Exercise ->
Pick out the lines in the listing below that contain the word "change" and copy them.

Items ->
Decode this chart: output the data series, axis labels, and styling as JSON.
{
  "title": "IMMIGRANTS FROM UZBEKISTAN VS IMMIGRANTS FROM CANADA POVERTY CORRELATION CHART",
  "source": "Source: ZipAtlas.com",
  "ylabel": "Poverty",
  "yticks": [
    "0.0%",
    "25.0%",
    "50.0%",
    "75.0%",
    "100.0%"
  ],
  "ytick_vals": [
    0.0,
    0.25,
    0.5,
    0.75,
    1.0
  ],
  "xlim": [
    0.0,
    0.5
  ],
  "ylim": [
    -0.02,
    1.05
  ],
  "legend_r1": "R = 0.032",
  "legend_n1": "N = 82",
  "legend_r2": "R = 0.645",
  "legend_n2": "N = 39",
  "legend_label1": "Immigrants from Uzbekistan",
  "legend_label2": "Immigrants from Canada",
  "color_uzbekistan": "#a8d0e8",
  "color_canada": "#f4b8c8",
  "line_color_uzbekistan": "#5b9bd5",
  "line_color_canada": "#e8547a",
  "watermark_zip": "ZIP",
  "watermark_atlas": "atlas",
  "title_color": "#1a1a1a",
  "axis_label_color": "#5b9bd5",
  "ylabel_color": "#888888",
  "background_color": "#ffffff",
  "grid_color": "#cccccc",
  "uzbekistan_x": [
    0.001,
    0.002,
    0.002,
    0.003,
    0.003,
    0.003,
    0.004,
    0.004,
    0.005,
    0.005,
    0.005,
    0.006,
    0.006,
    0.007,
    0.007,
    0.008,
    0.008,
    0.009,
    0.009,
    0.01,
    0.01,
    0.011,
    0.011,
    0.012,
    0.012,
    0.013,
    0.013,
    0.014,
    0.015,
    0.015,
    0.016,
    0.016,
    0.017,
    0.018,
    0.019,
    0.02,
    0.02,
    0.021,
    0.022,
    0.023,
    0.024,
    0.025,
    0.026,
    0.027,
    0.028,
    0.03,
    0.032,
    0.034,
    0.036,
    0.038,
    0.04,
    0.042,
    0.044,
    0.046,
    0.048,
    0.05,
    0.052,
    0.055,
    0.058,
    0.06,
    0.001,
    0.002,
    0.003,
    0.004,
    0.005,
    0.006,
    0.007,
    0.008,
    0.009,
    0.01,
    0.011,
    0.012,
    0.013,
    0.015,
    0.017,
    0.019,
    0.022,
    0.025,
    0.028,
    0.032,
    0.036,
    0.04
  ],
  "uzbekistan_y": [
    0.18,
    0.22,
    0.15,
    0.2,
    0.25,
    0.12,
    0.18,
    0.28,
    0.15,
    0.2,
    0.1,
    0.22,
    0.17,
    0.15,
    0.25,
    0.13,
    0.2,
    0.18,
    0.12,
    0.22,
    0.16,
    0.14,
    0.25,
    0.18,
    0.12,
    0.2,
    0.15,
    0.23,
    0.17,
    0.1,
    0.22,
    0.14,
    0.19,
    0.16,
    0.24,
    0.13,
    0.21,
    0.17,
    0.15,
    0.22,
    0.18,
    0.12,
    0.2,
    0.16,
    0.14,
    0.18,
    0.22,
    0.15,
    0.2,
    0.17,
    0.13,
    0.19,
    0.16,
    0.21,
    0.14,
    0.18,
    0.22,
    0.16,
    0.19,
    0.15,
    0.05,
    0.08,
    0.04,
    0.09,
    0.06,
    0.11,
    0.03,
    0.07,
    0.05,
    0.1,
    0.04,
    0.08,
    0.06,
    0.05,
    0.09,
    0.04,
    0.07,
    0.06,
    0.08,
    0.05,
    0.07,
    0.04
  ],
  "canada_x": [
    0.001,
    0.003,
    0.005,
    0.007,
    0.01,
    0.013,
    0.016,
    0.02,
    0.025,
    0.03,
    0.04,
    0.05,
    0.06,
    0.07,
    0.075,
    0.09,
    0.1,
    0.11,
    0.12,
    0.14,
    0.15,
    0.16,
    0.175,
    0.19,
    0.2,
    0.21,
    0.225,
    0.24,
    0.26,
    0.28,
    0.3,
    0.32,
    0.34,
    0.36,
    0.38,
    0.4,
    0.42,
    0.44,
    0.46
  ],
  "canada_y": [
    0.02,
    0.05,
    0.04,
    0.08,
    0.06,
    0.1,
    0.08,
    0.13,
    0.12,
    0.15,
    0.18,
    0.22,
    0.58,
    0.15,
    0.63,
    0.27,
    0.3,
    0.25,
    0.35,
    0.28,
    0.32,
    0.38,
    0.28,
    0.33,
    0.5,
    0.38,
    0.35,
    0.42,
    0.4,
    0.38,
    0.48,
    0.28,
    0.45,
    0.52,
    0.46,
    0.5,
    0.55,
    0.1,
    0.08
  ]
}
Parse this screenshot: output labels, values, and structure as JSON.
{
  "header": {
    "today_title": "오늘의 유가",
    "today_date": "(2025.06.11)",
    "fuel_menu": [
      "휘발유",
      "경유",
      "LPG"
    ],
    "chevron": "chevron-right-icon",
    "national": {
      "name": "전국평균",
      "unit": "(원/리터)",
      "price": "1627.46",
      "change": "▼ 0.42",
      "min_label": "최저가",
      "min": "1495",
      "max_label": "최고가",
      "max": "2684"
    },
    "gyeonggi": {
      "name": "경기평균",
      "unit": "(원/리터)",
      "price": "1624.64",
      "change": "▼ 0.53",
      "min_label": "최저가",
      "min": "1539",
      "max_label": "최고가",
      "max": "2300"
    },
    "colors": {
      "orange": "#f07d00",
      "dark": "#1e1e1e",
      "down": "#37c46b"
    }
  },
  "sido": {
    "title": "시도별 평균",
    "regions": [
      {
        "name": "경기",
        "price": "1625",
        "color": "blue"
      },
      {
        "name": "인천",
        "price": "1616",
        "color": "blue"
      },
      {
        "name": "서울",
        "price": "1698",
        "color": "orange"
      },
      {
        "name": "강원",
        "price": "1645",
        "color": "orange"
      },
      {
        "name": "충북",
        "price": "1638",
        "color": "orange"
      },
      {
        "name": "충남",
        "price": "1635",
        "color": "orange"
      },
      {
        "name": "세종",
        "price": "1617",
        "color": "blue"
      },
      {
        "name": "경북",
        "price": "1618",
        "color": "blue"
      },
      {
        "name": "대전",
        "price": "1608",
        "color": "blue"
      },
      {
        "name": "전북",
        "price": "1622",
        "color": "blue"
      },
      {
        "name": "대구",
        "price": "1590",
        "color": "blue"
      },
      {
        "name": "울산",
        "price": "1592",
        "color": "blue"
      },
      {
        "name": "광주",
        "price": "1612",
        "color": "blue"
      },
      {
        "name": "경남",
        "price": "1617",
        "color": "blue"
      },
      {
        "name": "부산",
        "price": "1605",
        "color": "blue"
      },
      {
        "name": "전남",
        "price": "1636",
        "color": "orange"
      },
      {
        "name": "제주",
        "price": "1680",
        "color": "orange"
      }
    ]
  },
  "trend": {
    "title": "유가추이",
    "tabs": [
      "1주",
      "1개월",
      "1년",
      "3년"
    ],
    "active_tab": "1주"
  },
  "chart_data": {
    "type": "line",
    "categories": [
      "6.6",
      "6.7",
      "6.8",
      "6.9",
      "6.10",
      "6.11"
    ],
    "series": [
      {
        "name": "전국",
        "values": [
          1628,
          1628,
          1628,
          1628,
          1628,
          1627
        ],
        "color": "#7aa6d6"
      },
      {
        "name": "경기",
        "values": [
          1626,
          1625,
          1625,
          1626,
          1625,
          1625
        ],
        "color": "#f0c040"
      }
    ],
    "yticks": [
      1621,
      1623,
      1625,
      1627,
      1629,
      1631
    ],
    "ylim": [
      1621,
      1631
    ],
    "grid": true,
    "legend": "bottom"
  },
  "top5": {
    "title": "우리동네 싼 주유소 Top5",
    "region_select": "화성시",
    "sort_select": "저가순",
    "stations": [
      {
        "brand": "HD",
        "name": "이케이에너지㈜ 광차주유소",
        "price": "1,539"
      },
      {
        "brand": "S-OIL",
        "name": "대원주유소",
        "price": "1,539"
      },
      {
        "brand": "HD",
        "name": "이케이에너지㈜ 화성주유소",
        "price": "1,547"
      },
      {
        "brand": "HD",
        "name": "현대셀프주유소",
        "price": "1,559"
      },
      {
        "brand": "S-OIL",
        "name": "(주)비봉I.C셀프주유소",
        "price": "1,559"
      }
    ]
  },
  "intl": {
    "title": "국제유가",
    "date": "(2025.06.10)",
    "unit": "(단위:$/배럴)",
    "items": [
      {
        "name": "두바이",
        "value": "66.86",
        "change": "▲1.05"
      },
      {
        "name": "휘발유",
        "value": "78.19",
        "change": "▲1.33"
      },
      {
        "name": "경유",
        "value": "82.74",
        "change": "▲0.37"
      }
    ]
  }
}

Answer in full ->
      "change": "▼ 0.42",
      "change": "▼ 0.53",
        "change": "▲1.05"
        "change": "▲1.33"
        "change": "▲0.37"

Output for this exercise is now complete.